===== Input records =====
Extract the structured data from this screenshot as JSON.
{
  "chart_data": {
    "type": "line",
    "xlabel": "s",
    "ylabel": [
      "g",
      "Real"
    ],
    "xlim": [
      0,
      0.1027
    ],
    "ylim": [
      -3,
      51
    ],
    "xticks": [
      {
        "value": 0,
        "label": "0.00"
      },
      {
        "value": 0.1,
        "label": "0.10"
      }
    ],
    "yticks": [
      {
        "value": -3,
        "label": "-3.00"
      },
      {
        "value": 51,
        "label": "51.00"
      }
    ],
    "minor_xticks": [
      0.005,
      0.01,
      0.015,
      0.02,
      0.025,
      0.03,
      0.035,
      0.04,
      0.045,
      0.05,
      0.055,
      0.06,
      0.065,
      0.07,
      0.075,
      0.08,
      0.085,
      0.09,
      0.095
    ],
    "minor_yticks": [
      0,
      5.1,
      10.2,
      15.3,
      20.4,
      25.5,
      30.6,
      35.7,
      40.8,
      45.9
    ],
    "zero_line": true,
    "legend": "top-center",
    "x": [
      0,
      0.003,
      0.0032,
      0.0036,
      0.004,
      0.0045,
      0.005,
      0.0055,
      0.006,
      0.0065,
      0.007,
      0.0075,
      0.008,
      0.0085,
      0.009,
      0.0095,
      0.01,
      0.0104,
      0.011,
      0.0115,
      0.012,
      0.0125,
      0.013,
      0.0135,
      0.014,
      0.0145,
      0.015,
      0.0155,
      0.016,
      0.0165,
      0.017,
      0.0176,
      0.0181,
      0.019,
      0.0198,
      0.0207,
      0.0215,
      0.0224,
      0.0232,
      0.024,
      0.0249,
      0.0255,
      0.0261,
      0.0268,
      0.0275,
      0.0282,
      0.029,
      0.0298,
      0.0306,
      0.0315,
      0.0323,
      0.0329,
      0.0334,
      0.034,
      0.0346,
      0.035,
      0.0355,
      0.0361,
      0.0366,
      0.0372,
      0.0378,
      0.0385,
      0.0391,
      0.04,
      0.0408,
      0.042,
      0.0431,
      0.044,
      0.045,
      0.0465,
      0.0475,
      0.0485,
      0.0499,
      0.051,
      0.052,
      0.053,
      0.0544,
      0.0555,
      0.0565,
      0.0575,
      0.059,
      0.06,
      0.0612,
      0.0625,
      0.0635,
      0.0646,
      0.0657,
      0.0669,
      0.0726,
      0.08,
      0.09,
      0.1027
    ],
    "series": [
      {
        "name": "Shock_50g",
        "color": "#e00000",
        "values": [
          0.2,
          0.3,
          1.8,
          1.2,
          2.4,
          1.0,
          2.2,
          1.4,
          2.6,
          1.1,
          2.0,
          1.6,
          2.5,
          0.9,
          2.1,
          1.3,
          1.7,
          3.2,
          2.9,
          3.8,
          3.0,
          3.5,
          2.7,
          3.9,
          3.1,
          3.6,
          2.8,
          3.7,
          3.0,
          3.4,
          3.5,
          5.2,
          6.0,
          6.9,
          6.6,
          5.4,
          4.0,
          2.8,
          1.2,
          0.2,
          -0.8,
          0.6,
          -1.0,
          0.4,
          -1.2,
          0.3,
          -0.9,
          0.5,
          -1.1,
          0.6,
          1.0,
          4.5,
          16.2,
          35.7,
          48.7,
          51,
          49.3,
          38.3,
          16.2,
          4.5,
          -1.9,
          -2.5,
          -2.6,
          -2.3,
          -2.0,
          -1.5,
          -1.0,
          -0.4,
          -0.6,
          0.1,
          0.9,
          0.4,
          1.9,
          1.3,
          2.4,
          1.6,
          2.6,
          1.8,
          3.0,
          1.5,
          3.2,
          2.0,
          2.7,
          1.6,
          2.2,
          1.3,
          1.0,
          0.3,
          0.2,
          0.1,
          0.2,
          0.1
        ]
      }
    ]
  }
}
=====
# Work to do:
Output the entries verbatim.

# Expected output:
Extract the structured data from this screenshot as JSON.
{
  "chart_data": {
    "type": "line",
    "xlabel": "s",
    "ylabel": [
      "g",
      "Real"
    ],
    "xlim": [
      0,
      0.1027
    ],
    "ylim": [
      -3,
      51
    ],
    "xticks": [
      {
        "value": 0,
        "label": "0.00"
      },
      {
        "value": 0.1,
        "label": "0.10"
      }
    ],
    "yticks": [
      {
        "value": -3,
        "label": "-3.00"
      },
      {
        "value": 51,
        "label": "51.00"
      }
    ],
    "minor_xticks": [
      0.005,
      0.01,
      0.015,
      0.02,
      0.025,
      0.03,
      0.035,
      0.04,
      0.045,
      0.05,
      0.055,
      0.06,
      0.065,
      0.07,
      0.075,
      0.08,
      0.085,
      0.09,
      0.095
    ],
    "minor_yticks": [
      0,
      5.1,
      10.2,
      15.3,
      20.4,
      25.5,
      30.6,
      35.7,
      40.8,
      45.9
    ],
    "zero_line": true,
    "legend": "top-center",
    "x": [
      0,
      0.003,
      0.0032,
      0.0036,
      0.004,
      0.0045,
      0.005,
      0.0055,
      0.006,
      0.0065,
      0.007,
      0.0075,
      0.008,
      0.0085,
      0.009,
      0.0095,
      0.01,
      0.0104,
      0.011,
      0.0115,
      0.012,
      0.0125,
      0.013,
      0.0135,
      0.014,
      0.0145,
      0.015,
      0.0155,
      0.016,
      0.0165,
      0.017,
      0.0176,
      0.0181,
      0.019,
      0.0198,
      0.0207,
      0.0215,
      0.0224,
      0.0232,
      0.024,
      0.0249,
      0.0255,
      0.0261,
      0.0268,
      0.0275,
      0.0282,
      0.029,
      0.0298,
      0.0306,
      0.0315,
      0.0323,
      0.0329,
      0.0334,
      0.034,
      0.0346,
      0.035,
      0.0355,
      0.0361,
      0.0366,
      0.0372,
      0.0378,
      0.0385,
      0.0391,
      0.04,
      0.0408,
      0.042,
      0.0431,
      0.044,
      0.045,
      0.0465,
      0.0475,
      0.0485,
      0.0499,
      0.051,
      0.052,
      0.053,
      0.0544,
      0.0555,
      0.0565,
      0.0575,
      0.059,
      0.06,
      0.0612,
      0.0625,
      0.0635,
      0.0646,
      0.0657,
      0.0669,
      0.0726,
      0.08,
      0.09,
      0.1027
    ],
    "series": [
      {
        "name": "Shock_50g",
        "color": "#e00000",
        "values": [
          0.2,
          0.3,
          1.8,
          1.2,
          2.4,
          1.0,
          2.2,
          1.4,
          2.6,
          1.1,
          2.0,
          1.6,
          2.5,
          0.9,
          2.1,
          1.3,
          1.7,
          3.2,
          2.9,
          3.8,
          3.0,
          3.5,
          2.7,
          3.9,
          3.1,
          3.6,
          2.8,
          3.7,
          3.0,
          3.4,
          3.5,
          5.2,
          6.0,
          6.9,
          6.6,
          5.4,
          4.0,
          2.8,
          1.2,
          0.2,
          -0.8,
          0.6,
          -1.0,
          0.4,
          -1.2,
          0.3,
          -0.9,
          0.5,
          -1.1,
          0.6,
          1.0,
          4.5,
          16.2,
          35.7,
          48.7,
          51,
          49.3,
          38.3,
          16.2,
          4.5,
          -1.9,
          -2.5,
          -2.6,
          -2.3,
          -2.0,
          -1.5,
          -1.0,
          -0.4,
          -0.6,
          0.1,
          0.9,
          0.4,
          1.9,
          1.3,
          2.4,
          1.6,
          2.6,
          1.8,
          3.0,
          1.5,
          3.2,
          2.0,
          2.7,
          1.6,
          2.2,
          1.3,
          1.0,
          0.3,
          0.2,
          0.1,
          0.2,
          0.1
        ]
      }
    ]
  }
}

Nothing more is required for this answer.